BEGIN SOURCE DATA

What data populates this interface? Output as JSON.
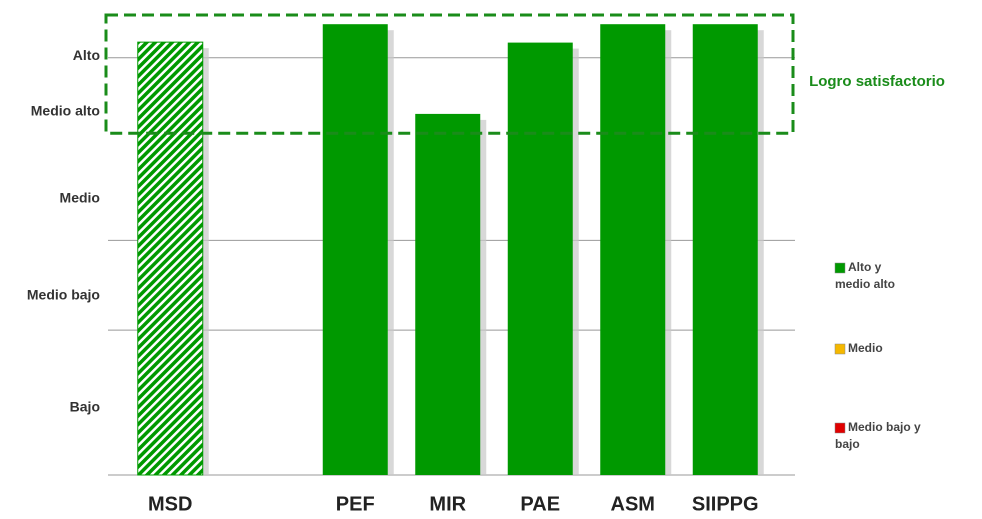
{
  "chart_data": {
    "type": "bar",
    "categories": [
      "MSD",
      null,
      "PEF",
      "MIR",
      "PAE",
      "ASM",
      "SIIPPG"
    ],
    "values": [
      94.1,
      null,
      98,
      78.5,
      94,
      98,
      98
    ],
    "hatched": [
      true,
      false,
      false,
      false,
      false,
      false,
      false
    ],
    "color": "#009900",
    "ylim": [
      0,
      100
    ],
    "yticks": [
      {
        "value": 14.6,
        "label": "Bajo"
      },
      {
        "value": 39,
        "label": "Medio bajo"
      },
      {
        "value": 60,
        "label": "Medio"
      },
      {
        "value": 79,
        "label": "Medio  alto"
      },
      {
        "value": 91,
        "label": "Alto"
      }
    ],
    "gridlines": [
      0,
      31.5,
      51,
      90.7
    ],
    "target_band": {
      "label": "Logro satisfactorio",
      "range": [
        74.3,
        100
      ],
      "color": "#1a8c1a"
    },
    "legend": [
      {
        "lines": [
          "Alto y",
          "medio alto"
        ],
        "color": "#009900"
      },
      {
        "lines": [
          "Medio"
        ],
        "color": "#f5b800"
      },
      {
        "lines": [
          "Medio bajo y",
          "bajo"
        ],
        "color": "#e00000"
      }
    ]
  }
}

END SOURCE DATA

WHAT TO WORK ON:
Output all the records, word for word, with no pictures in the copy.

OUTPUT:
What data populates this interface? Output as JSON.
{
  "chart_data": {
    "type": "bar",
    "categories": [
      "MSD",
      null,
      "PEF",
      "MIR",
      "PAE",
      "ASM",
      "SIIPPG"
    ],
    "values": [
      94.1,
      null,
      98,
      78.5,
      94,
      98,
      98
    ],
    "hatched": [
      true,
      false,
      false,
      false,
      false,
      false,
      false
    ],
    "color": "#009900",
    "ylim": [
      0,
      100
    ],
    "yticks": [
      {
        "value": 14.6,
        "label": "Bajo"
      },
      {
        "value": 39,
        "label": "Medio bajo"
      },
      {
        "value": 60,
        "label": "Medio"
      },
      {
        "value": 79,
        "label": "Medio  alto"
      },
      {
        "value": 91,
        "label": "Alto"
      }
    ],
    "gridlines": [
      0,
      31.5,
      51,
      90.7
    ],
    "target_band": {
      "label": "Logro satisfactorio",
      "range": [
        74.3,
        100
      ],
      "color": "#1a8c1a"
    },
    "legend": [
      {
        "lines": [
          "Alto y",
          "medio alto"
        ],
        "color": "#009900"
      },
      {
        "lines": [
          "Medio"
        ],
        "color": "#f5b800"
      },
      {
        "lines": [
          "Medio bajo y",
          "bajo"
        ],
        "color": "#e00000"
      }
    ]
  }
}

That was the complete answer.